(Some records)

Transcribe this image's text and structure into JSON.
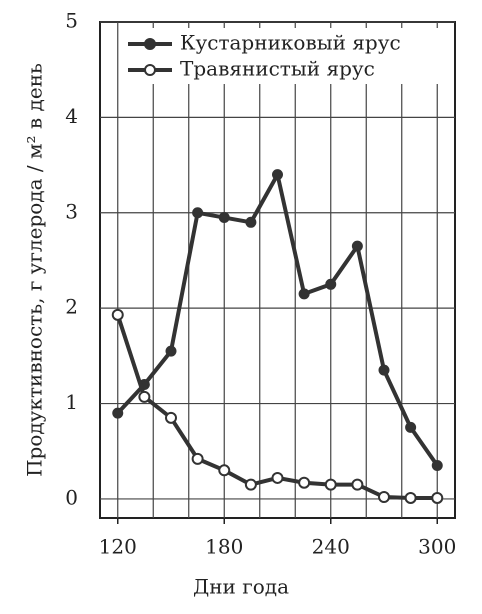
{
  "chart_data": {
    "type": "line",
    "x_label": "Дни года",
    "y_label": "Продуктивность, г углерода / м² в день",
    "x": [
      120,
      135,
      150,
      165,
      180,
      195,
      210,
      225,
      240,
      255,
      270,
      285,
      300
    ],
    "series": [
      {
        "name": "Кустарниковый ярус",
        "color": "#333333",
        "marker": "filled",
        "values": [
          0.9,
          1.2,
          1.55,
          3.0,
          2.95,
          2.9,
          3.4,
          2.15,
          2.25,
          2.65,
          1.35,
          0.75,
          0.35
        ]
      },
      {
        "name": "Травянистый ярус",
        "color": "#333333",
        "marker": "open",
        "values": [
          1.93,
          1.07,
          0.85,
          0.42,
          0.3,
          0.15,
          0.22,
          0.17,
          0.15,
          0.15,
          0.02,
          0.01,
          0.01
        ]
      }
    ],
    "xlim": [
      110,
      310
    ],
    "ylim": [
      -0.2,
      5
    ],
    "xticks": [
      120,
      180,
      240,
      300
    ],
    "x_grid": [
      120,
      140,
      160,
      180,
      200,
      220,
      240,
      260,
      280,
      300
    ],
    "yticks": [
      0,
      1,
      2,
      3,
      4,
      5
    ],
    "grid": true,
    "legend": "top-right"
  }
}
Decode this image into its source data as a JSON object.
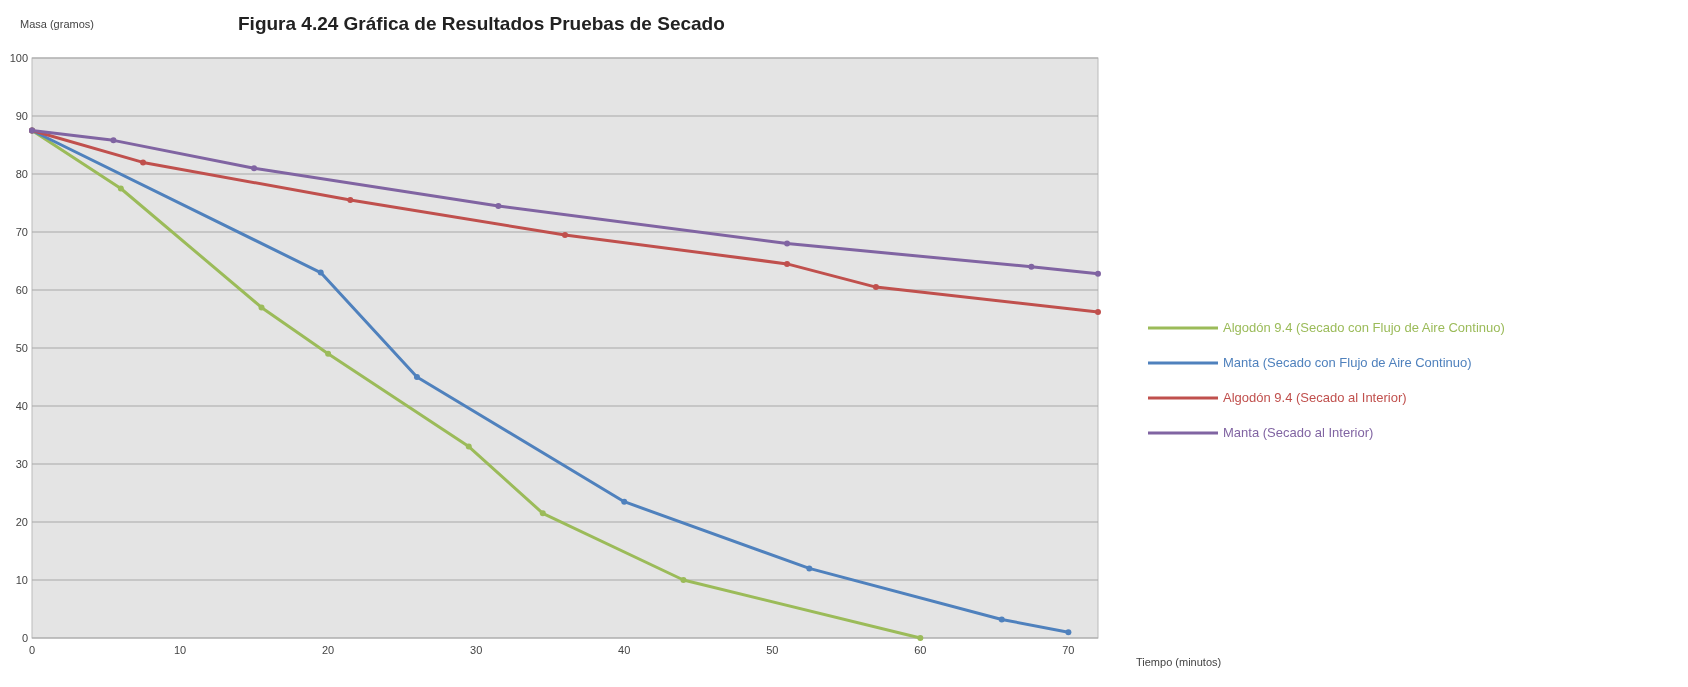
{
  "chart_data": {
    "type": "line",
    "title": "Figura 4.24  Gráfica de Resultados Pruebas de Secado",
    "ylabel": "Masa (gramos)",
    "xlabel": "Tiempo (minutos)",
    "xlim": [
      0,
      72
    ],
    "ylim": [
      0,
      100
    ],
    "xticks": [
      0,
      10,
      20,
      30,
      40,
      50,
      60,
      70
    ],
    "yticks": [
      0,
      10,
      20,
      30,
      40,
      50,
      60,
      70,
      80,
      90,
      100
    ],
    "grid": "y",
    "legend": "right",
    "marker": "circle",
    "line_style": "solid",
    "series": [
      {
        "name": "Algodón 9.4 (Secado con Flujo de Aire Continuo)",
        "color": "#9bbb59",
        "x": [
          0,
          6,
          15.5,
          20,
          29.5,
          34.5,
          44,
          60
        ],
        "values": [
          87.5,
          77.5,
          57,
          49,
          33,
          21.5,
          10,
          0
        ]
      },
      {
        "name": "Manta (Secado con Flujo de Aire Continuo)",
        "color": "#4f81bd",
        "x": [
          0,
          19.5,
          26,
          40,
          52.5,
          65.5,
          70
        ],
        "values": [
          87.5,
          63,
          45,
          23.5,
          12,
          3.2,
          1
        ]
      },
      {
        "name": "Algodón 9.4 (Secado al Interior)",
        "color": "#c0504d",
        "x": [
          0,
          7.5,
          21.5,
          36,
          51,
          57,
          72
        ],
        "values": [
          87.5,
          82,
          75.5,
          69.5,
          64.5,
          60.5,
          56.2
        ]
      },
      {
        "name": "Manta (Secado al Interior)",
        "color": "#8064a2",
        "x": [
          0,
          5.5,
          15,
          31.5,
          51,
          67.5,
          72
        ],
        "values": [
          87.5,
          85.8,
          81,
          74.5,
          68,
          64,
          62.8
        ]
      }
    ]
  }
}
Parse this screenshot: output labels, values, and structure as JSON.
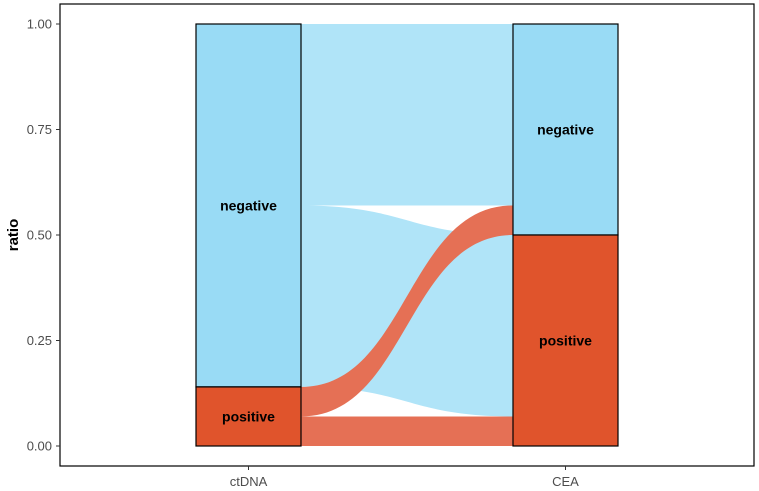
{
  "chart_data": {
    "type": "alluvial",
    "ylabel": "ratio",
    "xlabel": "",
    "ylim": [
      0,
      1
    ],
    "y_ticks": [
      "0.00",
      "0.25",
      "0.50",
      "0.75",
      "1.00"
    ],
    "axes": [
      "ctDNA",
      "CEA"
    ],
    "colors": {
      "negative": "#99DBF5",
      "positive": "#E0542C",
      "negative_flow": "#B0E4F8",
      "positive_flow": "#E57055"
    },
    "strata": [
      {
        "axis": "ctDNA",
        "name": "negative",
        "label": "negative",
        "y0": 0.14,
        "y1": 1.0
      },
      {
        "axis": "ctDNA",
        "name": "positive",
        "label": "positive",
        "y0": 0.0,
        "y1": 0.14
      },
      {
        "axis": "CEA",
        "name": "negative",
        "label": "negative",
        "y0": 0.5,
        "y1": 1.0
      },
      {
        "axis": "CEA",
        "name": "positive",
        "label": "positive",
        "y0": 0.0,
        "y1": 0.5
      }
    ],
    "flows": [
      {
        "from": "negative",
        "to": "negative",
        "color_key": "negative",
        "left": [
          0.57,
          1.0
        ],
        "right": [
          0.57,
          1.0
        ]
      },
      {
        "from": "negative",
        "to": "positive",
        "color_key": "negative",
        "left": [
          0.14,
          0.57
        ],
        "right": [
          0.07,
          0.5
        ]
      },
      {
        "from": "positive",
        "to": "negative",
        "color_key": "positive",
        "left": [
          0.07,
          0.14
        ],
        "right": [
          0.5,
          0.57
        ]
      },
      {
        "from": "positive",
        "to": "positive",
        "color_key": "positive",
        "left": [
          0.0,
          0.07
        ],
        "right": [
          0.0,
          0.07
        ]
      }
    ]
  }
}
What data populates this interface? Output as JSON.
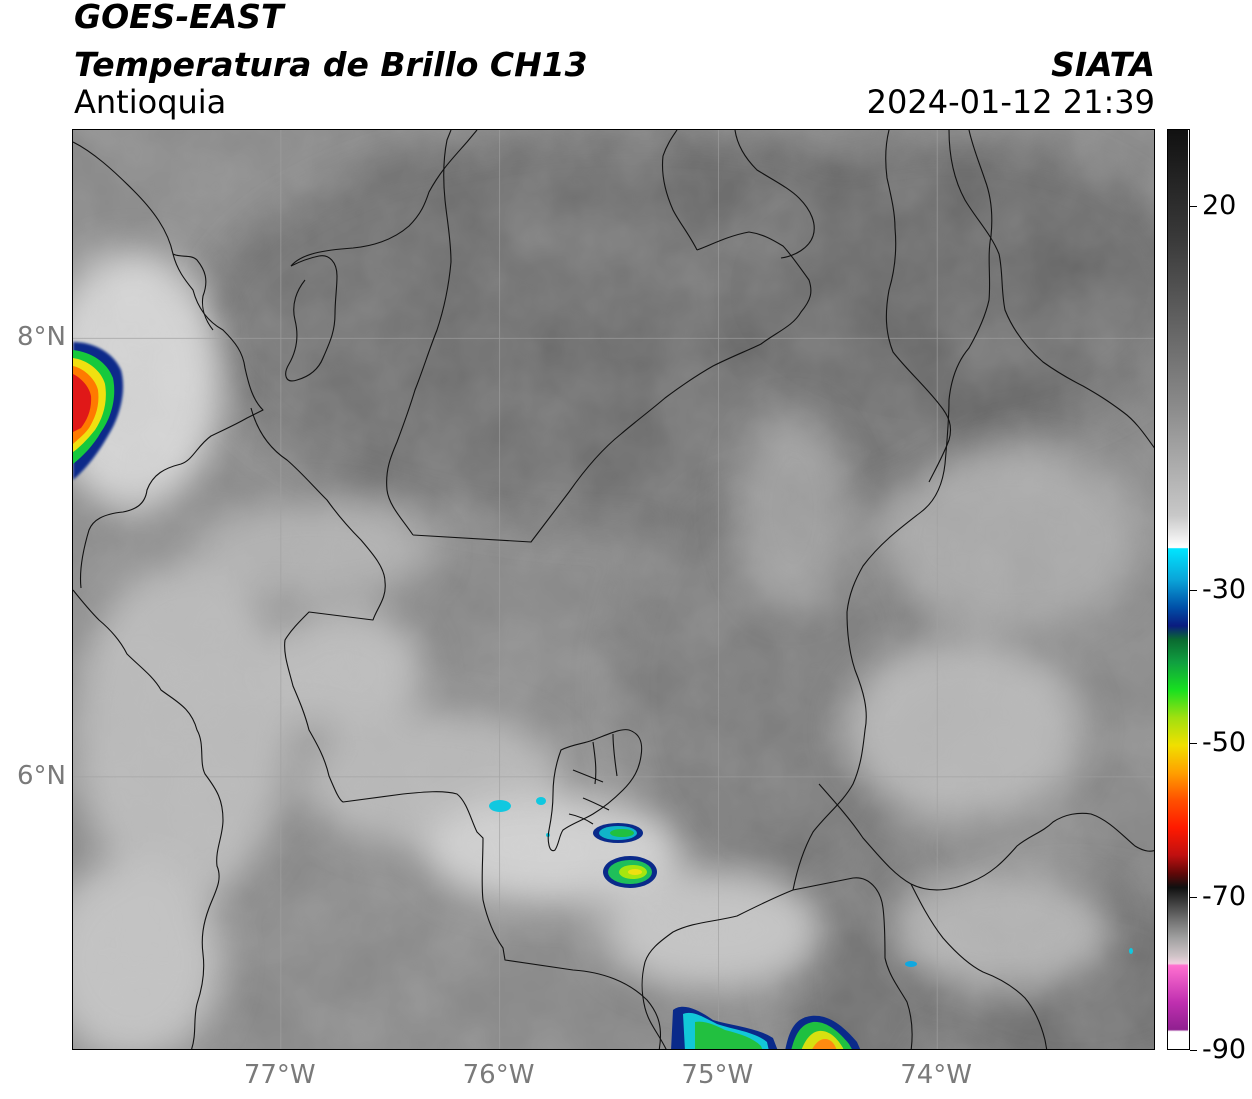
{
  "header": {
    "satellite": "GOES-EAST",
    "variable": "Temperatura de Brillo CH13",
    "organization": "SIATA",
    "region": "Antioquia",
    "datetime": "2024-01-12 21:39"
  },
  "map": {
    "lon_range": [
      -77.95,
      -73.0
    ],
    "lat_range": [
      4.75,
      8.95
    ],
    "lon_ticks": [
      -77,
      -76,
      -75,
      -74
    ],
    "lat_ticks": [
      8,
      6
    ],
    "lon_tick_labels": [
      "77°W",
      "76°W",
      "75°W",
      "74°W"
    ],
    "lat_tick_labels": [
      "8°N",
      "6°N"
    ],
    "background_gray": "#8a8a8a",
    "cold_cloud_cells": [
      {
        "lon": -77.9,
        "lat": 7.85,
        "min_temp": -65
      },
      {
        "lon": -75.35,
        "lat": 5.6,
        "min_temp": -50
      },
      {
        "lon": -75.45,
        "lat": 5.95,
        "min_temp": -40
      },
      {
        "lon": -75.95,
        "lat": 6.15,
        "min_temp": -25
      },
      {
        "lon": -74.55,
        "lat": 4.8,
        "min_temp": -60
      },
      {
        "lon": -74.98,
        "lat": 4.8,
        "min_temp": -50
      }
    ]
  },
  "colorbar": {
    "range": [
      -90,
      30
    ],
    "tick_values": [
      20,
      -30,
      -50,
      -70,
      -90
    ],
    "tick_labels": [
      "20",
      "-30",
      "-50",
      "-70",
      "-90"
    ]
  }
}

### Given task
Without including the pictures, reproduce all entries exactly.

### Exercise output
Transcribe this image's text and structure into JSON.
{
  "chart_data": {
    "type": "line",
    "x_label": "Дни года",
    "y_label": "Продуктивность, г углерода / м² в день",
    "x": [
      120,
      135,
      150,
      165,
      180,
      195,
      210,
      225,
      240,
      255,
      270,
      285,
      300
    ],
    "series": [
      {
        "name": "Кустарниковый ярус",
        "color": "#333333",
        "marker": "filled",
        "values": [
          0.9,
          1.2,
          1.55,
          3.0,
          2.95,
          2.9,
          3.4,
          2.15,
          2.25,
          2.65,
          1.35,
          0.75,
          0.35
        ]
      },
      {
        "name": "Травянистый ярус",
        "color": "#333333",
        "marker": "open",
        "values": [
          1.93,
          1.07,
          0.85,
          0.42,
          0.3,
          0.15,
          0.22,
          0.17,
          0.15,
          0.15,
          0.02,
          0.01,
          0.01
        ]
      }
    ],
    "xlim": [
      110,
      310
    ],
    "ylim": [
      -0.2,
      5
    ],
    "xticks": [
      120,
      180,
      240,
      300
    ],
    "x_grid": [
      120,
      140,
      160,
      180,
      200,
      220,
      240,
      260,
      280,
      300
    ],
    "yticks": [
      0,
      1,
      2,
      3,
      4,
      5
    ],
    "grid": true,
    "legend": "top-right"
  }
}
Decode this image into its source data as a JSON object.
{
  "chart_data": {
    "type": "line",
    "title": "Figura 4.24  Gráfica de Resultados Pruebas de Secado",
    "ylabel": "Masa (gramos)",
    "xlabel": "Tiempo (minutos)",
    "xlim": [
      0,
      72
    ],
    "ylim": [
      0,
      100
    ],
    "xticks": [
      0,
      10,
      20,
      30,
      40,
      50,
      60,
      70
    ],
    "yticks": [
      0,
      10,
      20,
      30,
      40,
      50,
      60,
      70,
      80,
      90,
      100
    ],
    "grid": "y",
    "legend": "right",
    "marker": "circle",
    "line_style": "solid",
    "series": [
      {
        "name": "Algodón 9.4 (Secado con Flujo de Aire Continuo)",
        "color": "#9bbb59",
        "x": [
          0,
          6,
          15.5,
          20,
          29.5,
          34.5,
          44,
          60
        ],
        "values": [
          87.5,
          77.5,
          57,
          49,
          33,
          21.5,
          10,
          0
        ]
      },
      {
        "name": "Manta (Secado con Flujo de Aire Continuo)",
        "color": "#4f81bd",
        "x": [
          0,
          19.5,
          26,
          40,
          52.5,
          65.5,
          70
        ],
        "values": [
          87.5,
          63,
          45,
          23.5,
          12,
          3.2,
          1
        ]
      },
      {
        "name": "Algodón 9.4 (Secado al Interior)",
        "color": "#c0504d",
        "x": [
          0,
          7.5,
          21.5,
          36,
          51,
          57,
          72
        ],
        "values": [
          87.5,
          82,
          75.5,
          69.5,
          64.5,
          60.5,
          56.2
        ]
      },
      {
        "name": "Manta (Secado al Interior)",
        "color": "#8064a2",
        "x": [
          0,
          5.5,
          15,
          31.5,
          51,
          67.5,
          72
        ],
        "values": [
          87.5,
          85.8,
          81,
          74.5,
          68,
          64,
          62.8
        ]
      }
    ]
  }
}
Parse this screenshot: output labels, values, and structure as JSON.
{
  "chart_data": {
    "type": "alluvial",
    "ylabel": "ratio",
    "xlabel": "",
    "ylim": [
      0,
      1
    ],
    "y_ticks": [
      "0.00",
      "0.25",
      "0.50",
      "0.75",
      "1.00"
    ],
    "axes": [
      "ctDNA",
      "CEA"
    ],
    "colors": {
      "negative": "#99DBF5",
      "positive": "#E0542C",
      "negative_flow": "#B0E4F8",
      "positive_flow": "#E57055"
    },
    "strata": [
      {
        "axis": "ctDNA",
        "name": "negative",
        "label": "negative",
        "y0": 0.14,
        "y1": 1.0
      },
      {
        "axis": "ctDNA",
        "name": "positive",
        "label": "positive",
        "y0": 0.0,
        "y1": 0.14
      },
      {
        "axis": "CEA",
        "name": "negative",
        "label": "negative",
        "y0": 0.5,
        "y1": 1.0
      },
      {
        "axis": "CEA",
        "name": "positive",
        "label": "positive",
        "y0": 0.0,
        "y1": 0.5
      }
    ],
    "flows": [
      {
        "from": "negative",
        "to": "negative",
        "color_key": "negative",
        "left": [
          0.57,
          1.0
        ],
        "right": [
          0.57,
          1.0
        ]
      },
      {
        "from": "negative",
        "to": "positive",
        "color_key": "negative",
        "left": [
          0.14,
          0.57
        ],
        "right": [
          0.07,
          0.5
        ]
      },
      {
        "from": "positive",
        "to": "negative",
        "color_key": "positive",
        "left": [
          0.07,
          0.14
        ],
        "right": [
          0.5,
          0.57
        ]
      },
      {
        "from": "positive",
        "to": "positive",
        "color_key": "positive",
        "left": [
          0.0,
          0.07
        ],
        "right": [
          0.0,
          0.07
        ]
      }
    ]
  }
}
What data populates this interface? Output as JSON.
{
  "header": {
    "satellite": "GOES-EAST",
    "variable": "Temperatura de Brillo CH13",
    "organization": "SIATA",
    "region": "Antioquia",
    "datetime": "2024-01-12 21:39"
  },
  "map": {
    "lon_range": [
      -77.95,
      -73.0
    ],
    "lat_range": [
      4.75,
      8.95
    ],
    "lon_ticks": [
      -77,
      -76,
      -75,
      -74
    ],
    "lat_ticks": [
      8,
      6
    ],
    "lon_tick_labels": [
      "77°W",
      "76°W",
      "75°W",
      "74°W"
    ],
    "lat_tick_labels": [
      "8°N",
      "6°N"
    ],
    "background_gray": "#8a8a8a",
    "cold_cloud_cells": [
      {
        "lon": -77.9,
        "lat": 7.85,
        "min_temp": -65
      },
      {
        "lon": -75.35,
        "lat": 5.6,
        "min_temp": -50
      },
      {
        "lon": -75.45,
        "lat": 5.95,
        "min_temp": -40
      },
      {
        "lon": -75.95,
        "lat": 6.15,
        "min_temp": -25
      },
      {
        "lon": -74.55,
        "lat": 4.8,
        "min_temp": -60
      },
      {
        "lon": -74.98,
        "lat": 4.8,
        "min_temp": -50
      }
    ]
  },
  "colorbar": {
    "range": [
      -90,
      30
    ],
    "tick_values": [
      20,
      -30,
      -50,
      -70,
      -90
    ],
    "tick_labels": [
      "20",
      "-30",
      "-50",
      "-70",
      "-90"
    ]
  }
}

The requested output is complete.